**WHAT TO WORK ON:** Identify the lines containing the word "xlabel". Copy each one.
───
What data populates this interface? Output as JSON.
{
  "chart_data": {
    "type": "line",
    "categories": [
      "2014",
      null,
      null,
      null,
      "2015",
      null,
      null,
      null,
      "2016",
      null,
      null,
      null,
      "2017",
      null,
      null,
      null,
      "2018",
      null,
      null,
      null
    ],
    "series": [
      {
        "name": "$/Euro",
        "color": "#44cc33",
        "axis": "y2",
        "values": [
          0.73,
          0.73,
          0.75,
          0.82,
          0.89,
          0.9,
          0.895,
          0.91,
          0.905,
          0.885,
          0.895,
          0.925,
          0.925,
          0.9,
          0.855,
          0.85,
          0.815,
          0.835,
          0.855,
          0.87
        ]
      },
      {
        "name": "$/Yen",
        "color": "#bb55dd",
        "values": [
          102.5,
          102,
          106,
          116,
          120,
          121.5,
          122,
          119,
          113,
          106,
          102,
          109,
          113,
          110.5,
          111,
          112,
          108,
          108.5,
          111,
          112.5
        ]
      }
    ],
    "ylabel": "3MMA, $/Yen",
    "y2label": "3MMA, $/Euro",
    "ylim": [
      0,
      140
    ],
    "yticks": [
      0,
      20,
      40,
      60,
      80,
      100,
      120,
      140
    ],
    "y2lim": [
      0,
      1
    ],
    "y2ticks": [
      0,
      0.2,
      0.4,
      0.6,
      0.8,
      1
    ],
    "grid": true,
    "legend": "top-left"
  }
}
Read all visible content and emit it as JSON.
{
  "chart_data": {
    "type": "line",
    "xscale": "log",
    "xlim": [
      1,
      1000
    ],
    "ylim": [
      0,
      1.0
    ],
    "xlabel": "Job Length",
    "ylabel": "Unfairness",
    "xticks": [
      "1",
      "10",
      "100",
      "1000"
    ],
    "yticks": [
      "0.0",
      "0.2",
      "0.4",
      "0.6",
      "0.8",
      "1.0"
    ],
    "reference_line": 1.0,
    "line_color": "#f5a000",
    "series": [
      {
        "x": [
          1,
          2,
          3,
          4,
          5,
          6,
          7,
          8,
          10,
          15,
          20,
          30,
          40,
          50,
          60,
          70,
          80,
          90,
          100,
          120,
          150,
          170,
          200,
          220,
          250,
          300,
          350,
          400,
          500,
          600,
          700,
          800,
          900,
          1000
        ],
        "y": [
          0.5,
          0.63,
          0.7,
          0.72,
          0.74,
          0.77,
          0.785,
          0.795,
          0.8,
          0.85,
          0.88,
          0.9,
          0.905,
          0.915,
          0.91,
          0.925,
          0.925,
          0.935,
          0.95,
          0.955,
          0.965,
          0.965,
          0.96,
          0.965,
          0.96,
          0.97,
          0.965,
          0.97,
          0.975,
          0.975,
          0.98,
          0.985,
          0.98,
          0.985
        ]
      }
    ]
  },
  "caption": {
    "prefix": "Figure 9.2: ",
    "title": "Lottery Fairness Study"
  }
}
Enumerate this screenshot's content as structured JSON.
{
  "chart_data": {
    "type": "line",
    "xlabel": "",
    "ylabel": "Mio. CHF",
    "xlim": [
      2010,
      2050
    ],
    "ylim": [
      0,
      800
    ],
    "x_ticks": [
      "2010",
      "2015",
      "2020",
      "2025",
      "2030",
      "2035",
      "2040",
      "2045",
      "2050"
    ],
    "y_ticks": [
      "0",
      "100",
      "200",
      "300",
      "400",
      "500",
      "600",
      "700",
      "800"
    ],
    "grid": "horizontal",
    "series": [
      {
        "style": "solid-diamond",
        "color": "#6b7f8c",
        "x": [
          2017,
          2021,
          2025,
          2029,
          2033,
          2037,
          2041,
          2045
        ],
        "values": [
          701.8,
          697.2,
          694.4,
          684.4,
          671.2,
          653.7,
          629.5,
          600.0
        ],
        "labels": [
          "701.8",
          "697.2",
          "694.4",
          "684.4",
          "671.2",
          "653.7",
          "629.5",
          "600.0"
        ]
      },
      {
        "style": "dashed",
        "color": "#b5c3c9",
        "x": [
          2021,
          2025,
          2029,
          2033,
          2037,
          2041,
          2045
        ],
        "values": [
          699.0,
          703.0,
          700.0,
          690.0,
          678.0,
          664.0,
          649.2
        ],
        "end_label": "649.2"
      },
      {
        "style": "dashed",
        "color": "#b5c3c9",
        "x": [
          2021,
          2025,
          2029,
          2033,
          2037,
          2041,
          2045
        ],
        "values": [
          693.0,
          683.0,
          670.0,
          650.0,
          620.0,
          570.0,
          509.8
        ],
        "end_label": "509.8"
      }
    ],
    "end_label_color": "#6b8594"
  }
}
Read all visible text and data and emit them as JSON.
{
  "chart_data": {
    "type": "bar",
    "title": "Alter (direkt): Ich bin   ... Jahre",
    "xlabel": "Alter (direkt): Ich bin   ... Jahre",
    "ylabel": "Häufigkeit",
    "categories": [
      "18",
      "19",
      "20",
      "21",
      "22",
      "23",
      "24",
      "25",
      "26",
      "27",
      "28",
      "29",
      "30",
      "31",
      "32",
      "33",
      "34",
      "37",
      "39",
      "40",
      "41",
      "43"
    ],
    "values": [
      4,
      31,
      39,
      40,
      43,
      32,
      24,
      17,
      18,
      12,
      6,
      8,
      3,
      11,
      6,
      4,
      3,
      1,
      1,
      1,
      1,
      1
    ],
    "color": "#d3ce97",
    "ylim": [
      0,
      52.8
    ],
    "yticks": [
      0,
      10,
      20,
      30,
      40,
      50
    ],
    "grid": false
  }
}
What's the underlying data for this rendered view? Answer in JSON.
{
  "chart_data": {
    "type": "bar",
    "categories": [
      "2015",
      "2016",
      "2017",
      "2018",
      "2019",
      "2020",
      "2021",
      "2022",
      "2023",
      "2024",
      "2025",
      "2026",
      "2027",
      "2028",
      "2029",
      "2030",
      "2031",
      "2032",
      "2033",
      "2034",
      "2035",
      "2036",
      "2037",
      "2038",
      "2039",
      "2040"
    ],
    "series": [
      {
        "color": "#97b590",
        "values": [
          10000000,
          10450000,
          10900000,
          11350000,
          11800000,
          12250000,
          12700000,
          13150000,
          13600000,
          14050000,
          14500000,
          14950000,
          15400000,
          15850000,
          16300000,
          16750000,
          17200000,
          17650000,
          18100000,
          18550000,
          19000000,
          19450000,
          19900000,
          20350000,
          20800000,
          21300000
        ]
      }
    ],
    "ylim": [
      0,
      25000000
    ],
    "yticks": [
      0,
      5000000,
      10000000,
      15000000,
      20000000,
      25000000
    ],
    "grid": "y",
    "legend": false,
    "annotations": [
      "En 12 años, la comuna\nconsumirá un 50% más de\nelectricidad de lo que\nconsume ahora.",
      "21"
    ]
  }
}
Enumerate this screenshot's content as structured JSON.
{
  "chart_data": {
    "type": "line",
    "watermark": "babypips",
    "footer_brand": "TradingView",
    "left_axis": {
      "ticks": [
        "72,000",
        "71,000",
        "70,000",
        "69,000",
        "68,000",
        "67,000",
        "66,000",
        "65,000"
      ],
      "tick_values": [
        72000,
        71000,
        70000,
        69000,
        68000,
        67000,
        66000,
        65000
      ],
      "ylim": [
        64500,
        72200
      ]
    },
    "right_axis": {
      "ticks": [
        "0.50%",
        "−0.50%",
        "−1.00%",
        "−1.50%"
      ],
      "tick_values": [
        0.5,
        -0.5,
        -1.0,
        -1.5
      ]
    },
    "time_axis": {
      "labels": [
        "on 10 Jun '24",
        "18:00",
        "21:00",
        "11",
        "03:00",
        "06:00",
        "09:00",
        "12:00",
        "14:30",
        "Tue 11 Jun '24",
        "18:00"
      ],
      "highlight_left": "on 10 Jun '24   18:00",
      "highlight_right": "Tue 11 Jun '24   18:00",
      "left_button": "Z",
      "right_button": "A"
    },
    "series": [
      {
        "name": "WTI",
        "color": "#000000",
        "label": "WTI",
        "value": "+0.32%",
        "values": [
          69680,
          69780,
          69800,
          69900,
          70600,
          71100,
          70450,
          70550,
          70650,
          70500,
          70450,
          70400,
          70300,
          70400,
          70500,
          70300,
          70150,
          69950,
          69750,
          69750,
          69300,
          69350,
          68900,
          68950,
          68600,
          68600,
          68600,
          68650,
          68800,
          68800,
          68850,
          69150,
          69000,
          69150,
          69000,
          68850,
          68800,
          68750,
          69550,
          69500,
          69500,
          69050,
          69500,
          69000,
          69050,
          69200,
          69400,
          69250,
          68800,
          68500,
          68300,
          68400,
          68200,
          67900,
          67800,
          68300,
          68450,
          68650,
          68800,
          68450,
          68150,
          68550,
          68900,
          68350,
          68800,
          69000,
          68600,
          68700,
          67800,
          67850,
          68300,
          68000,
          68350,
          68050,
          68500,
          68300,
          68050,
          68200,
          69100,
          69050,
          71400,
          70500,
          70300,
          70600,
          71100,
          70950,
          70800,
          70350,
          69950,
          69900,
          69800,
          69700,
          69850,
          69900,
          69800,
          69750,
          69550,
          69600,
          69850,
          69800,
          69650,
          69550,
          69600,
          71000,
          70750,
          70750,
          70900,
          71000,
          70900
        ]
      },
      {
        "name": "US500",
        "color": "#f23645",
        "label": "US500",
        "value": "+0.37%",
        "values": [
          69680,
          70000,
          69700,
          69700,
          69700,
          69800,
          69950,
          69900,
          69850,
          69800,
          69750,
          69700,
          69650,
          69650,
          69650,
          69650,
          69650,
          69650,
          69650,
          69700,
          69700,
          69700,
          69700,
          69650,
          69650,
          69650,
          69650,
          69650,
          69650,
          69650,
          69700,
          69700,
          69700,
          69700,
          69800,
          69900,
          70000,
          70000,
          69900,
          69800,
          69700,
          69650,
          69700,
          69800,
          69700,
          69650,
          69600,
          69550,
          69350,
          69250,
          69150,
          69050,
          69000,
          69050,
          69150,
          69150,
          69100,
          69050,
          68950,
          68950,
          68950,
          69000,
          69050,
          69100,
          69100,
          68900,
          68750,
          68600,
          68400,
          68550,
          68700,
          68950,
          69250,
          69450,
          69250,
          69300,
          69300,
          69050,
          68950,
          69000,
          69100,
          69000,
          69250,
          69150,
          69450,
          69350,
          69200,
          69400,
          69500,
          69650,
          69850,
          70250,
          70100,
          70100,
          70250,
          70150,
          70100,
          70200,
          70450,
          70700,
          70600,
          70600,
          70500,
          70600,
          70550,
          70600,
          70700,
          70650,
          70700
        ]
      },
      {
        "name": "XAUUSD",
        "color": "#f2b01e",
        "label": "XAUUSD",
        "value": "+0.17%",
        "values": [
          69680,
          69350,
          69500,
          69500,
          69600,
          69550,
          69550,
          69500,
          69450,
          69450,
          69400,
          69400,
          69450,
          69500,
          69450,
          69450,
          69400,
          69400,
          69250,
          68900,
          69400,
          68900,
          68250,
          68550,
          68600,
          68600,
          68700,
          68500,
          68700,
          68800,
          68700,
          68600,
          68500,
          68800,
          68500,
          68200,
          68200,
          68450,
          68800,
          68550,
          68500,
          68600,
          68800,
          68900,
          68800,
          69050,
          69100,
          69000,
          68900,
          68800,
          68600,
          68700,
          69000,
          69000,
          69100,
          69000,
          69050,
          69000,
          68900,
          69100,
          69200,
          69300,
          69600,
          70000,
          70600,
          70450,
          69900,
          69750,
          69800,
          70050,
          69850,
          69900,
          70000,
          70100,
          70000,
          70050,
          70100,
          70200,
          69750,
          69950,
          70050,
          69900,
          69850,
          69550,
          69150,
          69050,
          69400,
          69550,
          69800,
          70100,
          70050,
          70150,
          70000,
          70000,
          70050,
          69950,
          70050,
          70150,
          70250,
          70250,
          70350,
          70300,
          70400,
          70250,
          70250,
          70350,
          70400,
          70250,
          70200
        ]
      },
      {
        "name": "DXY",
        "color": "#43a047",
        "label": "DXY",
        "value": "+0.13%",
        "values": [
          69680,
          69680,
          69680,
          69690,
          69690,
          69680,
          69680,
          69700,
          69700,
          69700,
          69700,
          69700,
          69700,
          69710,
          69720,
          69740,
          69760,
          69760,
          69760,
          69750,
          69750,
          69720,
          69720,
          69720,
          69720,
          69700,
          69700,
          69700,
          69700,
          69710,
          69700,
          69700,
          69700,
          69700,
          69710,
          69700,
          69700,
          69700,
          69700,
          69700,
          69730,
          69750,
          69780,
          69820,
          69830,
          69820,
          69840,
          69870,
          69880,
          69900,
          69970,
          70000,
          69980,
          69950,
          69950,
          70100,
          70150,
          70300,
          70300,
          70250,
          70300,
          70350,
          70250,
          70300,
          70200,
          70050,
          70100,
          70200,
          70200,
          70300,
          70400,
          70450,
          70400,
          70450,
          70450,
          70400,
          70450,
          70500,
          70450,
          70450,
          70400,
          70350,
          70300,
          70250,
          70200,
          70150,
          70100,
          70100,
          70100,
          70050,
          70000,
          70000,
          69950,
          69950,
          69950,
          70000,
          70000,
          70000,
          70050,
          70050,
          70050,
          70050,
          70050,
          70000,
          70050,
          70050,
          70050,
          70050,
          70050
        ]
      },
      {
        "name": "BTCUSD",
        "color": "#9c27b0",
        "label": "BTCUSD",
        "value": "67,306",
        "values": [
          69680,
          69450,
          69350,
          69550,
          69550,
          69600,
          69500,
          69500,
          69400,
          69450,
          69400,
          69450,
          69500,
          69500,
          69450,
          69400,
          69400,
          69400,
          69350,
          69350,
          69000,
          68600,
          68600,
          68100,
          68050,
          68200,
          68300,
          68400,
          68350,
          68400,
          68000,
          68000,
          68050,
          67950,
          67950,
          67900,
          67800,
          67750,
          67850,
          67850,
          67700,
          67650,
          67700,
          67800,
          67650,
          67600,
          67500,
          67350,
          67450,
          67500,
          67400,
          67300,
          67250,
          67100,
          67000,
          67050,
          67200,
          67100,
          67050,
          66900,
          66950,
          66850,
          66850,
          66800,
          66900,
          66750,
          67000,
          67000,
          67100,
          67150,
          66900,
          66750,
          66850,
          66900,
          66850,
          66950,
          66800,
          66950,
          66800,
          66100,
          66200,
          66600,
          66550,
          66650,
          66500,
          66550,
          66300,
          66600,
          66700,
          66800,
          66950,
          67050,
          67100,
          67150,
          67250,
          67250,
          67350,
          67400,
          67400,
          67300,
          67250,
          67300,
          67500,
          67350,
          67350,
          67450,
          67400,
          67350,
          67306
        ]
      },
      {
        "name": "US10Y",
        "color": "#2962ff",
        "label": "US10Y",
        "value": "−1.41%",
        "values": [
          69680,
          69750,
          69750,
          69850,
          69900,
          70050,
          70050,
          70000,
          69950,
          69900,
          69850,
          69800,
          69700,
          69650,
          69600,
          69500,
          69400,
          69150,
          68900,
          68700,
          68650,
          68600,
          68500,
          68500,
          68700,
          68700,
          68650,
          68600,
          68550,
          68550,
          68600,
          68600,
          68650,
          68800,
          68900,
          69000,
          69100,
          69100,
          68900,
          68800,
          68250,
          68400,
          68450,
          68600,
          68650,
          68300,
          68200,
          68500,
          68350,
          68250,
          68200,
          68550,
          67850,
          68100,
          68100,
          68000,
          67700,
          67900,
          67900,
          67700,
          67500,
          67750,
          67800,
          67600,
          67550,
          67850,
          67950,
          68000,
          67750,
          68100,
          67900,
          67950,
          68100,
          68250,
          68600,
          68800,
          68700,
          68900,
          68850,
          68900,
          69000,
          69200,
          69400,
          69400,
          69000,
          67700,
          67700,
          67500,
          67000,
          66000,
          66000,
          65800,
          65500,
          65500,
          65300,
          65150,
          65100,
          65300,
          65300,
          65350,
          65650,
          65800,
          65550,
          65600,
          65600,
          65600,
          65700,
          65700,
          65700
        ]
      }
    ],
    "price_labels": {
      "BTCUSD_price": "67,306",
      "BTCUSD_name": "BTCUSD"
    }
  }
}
───
**THE OUTPUT:**
    "xlabel": "Job Length",
    "xlabel": "",
    "xlabel": "Alter (direkt): Ich bin   ... Jahre",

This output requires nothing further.